# [Exercise requirements]
Write every line of the material out exactly as shown.

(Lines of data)
=-=-=-=-=

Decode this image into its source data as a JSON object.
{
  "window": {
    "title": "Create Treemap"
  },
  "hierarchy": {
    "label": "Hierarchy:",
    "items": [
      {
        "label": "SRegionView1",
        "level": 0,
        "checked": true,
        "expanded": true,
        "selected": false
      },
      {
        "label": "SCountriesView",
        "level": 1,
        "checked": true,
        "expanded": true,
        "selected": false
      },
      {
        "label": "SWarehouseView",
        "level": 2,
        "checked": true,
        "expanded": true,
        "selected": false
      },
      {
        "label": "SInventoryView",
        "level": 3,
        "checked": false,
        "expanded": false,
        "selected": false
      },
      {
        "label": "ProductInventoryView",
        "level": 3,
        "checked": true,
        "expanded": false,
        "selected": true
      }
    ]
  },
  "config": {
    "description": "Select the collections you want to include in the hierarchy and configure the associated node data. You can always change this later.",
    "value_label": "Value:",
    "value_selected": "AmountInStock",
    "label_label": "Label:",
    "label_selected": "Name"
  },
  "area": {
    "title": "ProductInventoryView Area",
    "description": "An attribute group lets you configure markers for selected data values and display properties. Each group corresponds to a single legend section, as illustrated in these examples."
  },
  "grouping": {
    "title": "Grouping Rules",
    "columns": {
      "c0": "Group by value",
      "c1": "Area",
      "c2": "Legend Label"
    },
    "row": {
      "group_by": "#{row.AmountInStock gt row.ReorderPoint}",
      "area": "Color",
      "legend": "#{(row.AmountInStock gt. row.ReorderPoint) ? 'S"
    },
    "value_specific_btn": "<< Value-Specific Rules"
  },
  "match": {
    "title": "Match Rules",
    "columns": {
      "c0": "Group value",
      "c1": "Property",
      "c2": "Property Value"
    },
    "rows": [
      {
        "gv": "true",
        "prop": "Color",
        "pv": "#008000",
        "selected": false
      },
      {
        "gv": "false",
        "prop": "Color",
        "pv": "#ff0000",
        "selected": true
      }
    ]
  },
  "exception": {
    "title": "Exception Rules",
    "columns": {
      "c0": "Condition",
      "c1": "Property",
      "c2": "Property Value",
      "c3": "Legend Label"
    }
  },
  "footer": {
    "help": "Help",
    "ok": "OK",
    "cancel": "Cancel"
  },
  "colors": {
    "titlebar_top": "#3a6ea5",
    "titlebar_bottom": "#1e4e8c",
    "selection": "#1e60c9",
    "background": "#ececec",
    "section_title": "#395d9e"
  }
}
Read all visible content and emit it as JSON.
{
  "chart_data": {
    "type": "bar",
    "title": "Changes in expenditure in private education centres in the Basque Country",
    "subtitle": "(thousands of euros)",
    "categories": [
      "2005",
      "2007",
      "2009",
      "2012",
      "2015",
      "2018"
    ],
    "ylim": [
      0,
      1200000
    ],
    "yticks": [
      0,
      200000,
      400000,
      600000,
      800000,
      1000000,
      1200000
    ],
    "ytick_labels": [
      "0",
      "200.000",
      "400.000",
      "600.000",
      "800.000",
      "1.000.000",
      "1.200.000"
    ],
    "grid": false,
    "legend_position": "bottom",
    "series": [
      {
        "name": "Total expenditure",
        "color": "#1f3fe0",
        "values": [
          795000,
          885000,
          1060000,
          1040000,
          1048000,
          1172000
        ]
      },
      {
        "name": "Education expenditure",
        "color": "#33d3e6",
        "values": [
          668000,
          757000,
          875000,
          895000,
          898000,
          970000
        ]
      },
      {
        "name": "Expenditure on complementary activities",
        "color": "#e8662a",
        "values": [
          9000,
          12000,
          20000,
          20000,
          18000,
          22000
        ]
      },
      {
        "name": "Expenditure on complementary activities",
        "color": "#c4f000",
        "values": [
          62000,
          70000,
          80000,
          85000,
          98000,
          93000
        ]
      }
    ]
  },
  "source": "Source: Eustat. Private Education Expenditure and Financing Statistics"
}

=-=-=-=-=

# [Worked answer]
Decode this image into its source data as a JSON object.
{
  "window": {
    "title": "Create Treemap"
  },
  "hierarchy": {
    "label": "Hierarchy:",
    "items": [
      {
        "label": "SRegionView1",
        "level": 0,
        "checked": true,
        "expanded": true,
        "selected": false
      },
      {
        "label": "SCountriesView",
        "level": 1,
        "checked": true,
        "expanded": true,
        "selected": false
      },
      {
        "label": "SWarehouseView",
        "level": 2,
        "checked": true,
        "expanded": true,
        "selected": false
      },
      {
        "label": "SInventoryView",
        "level": 3,
        "checked": false,
        "expanded": false,
        "selected": false
      },
      {
        "label": "ProductInventoryView",
        "level": 3,
        "checked": true,
        "expanded": false,
        "selected": true
      }
    ]
  },
  "config": {
    "description": "Select the collections you want to include in the hierarchy and configure the associated node data. You can always change this later.",
    "value_label": "Value:",
    "value_selected": "AmountInStock",
    "label_label": "Label:",
    "label_selected": "Name"
  },
  "area": {
    "title": "ProductInventoryView Area",
    "description": "An attribute group lets you configure markers for selected data values and display properties. Each group corresponds to a single legend section, as illustrated in these examples."
  },
  "grouping": {
    "title": "Grouping Rules",
    "columns": {
      "c0": "Group by value",
      "c1": "Area",
      "c2": "Legend Label"
    },
    "row": {
      "group_by": "#{row.AmountInStock gt row.ReorderPoint}",
      "area": "Color",
      "legend": "#{(row.AmountInStock gt. row.ReorderPoint) ? 'S"
    },
    "value_specific_btn": "<< Value-Specific Rules"
  },
  "match": {
    "title": "Match Rules",
    "columns": {
      "c0": "Group value",
      "c1": "Property",
      "c2": "Property Value"
    },
    "rows": [
      {
        "gv": "true",
        "prop": "Color",
        "pv": "#008000",
        "selected": false
      },
      {
        "gv": "false",
        "prop": "Color",
        "pv": "#ff0000",
        "selected": true
      }
    ]
  },
  "exception": {
    "title": "Exception Rules",
    "columns": {
      "c0": "Condition",
      "c1": "Property",
      "c2": "Property Value",
      "c3": "Legend Label"
    }
  },
  "footer": {
    "help": "Help",
    "ok": "OK",
    "cancel": "Cancel"
  },
  "colors": {
    "titlebar_top": "#3a6ea5",
    "titlebar_bottom": "#1e4e8c",
    "selection": "#1e60c9",
    "background": "#ececec",
    "section_title": "#395d9e"
  }
}
Read all visible content and emit it as JSON.
{
  "chart_data": {
    "type": "bar",
    "title": "Changes in expenditure in private education centres in the Basque Country",
    "subtitle": "(thousands of euros)",
    "categories": [
      "2005",
      "2007",
      "2009",
      "2012",
      "2015",
      "2018"
    ],
    "ylim": [
      0,
      1200000
    ],
    "yticks": [
      0,
      200000,
      400000,
      600000,
      800000,
      1000000,
      1200000
    ],
    "ytick_labels": [
      "0",
      "200.000",
      "400.000",
      "600.000",
      "800.000",
      "1.000.000",
      "1.200.000"
    ],
    "grid": false,
    "legend_position": "bottom",
    "series": [
      {
        "name": "Total expenditure",
        "color": "#1f3fe0",
        "values": [
          795000,
          885000,
          1060000,
          1040000,
          1048000,
          1172000
        ]
      },
      {
        "name": "Education expenditure",
        "color": "#33d3e6",
        "values": [
          668000,
          757000,
          875000,
          895000,
          898000,
          970000
        ]
      },
      {
        "name": "Expenditure on complementary activities",
        "color": "#e8662a",
        "values": [
          9000,
          12000,
          20000,
          20000,
          18000,
          22000
        ]
      },
      {
        "name": "Expenditure on complementary activities",
        "color": "#c4f000",
        "values": [
          62000,
          70000,
          80000,
          85000,
          98000,
          93000
        ]
      }
    ]
  },
  "source": "Source: Eustat. Private Education Expenditure and Financing Statistics"
}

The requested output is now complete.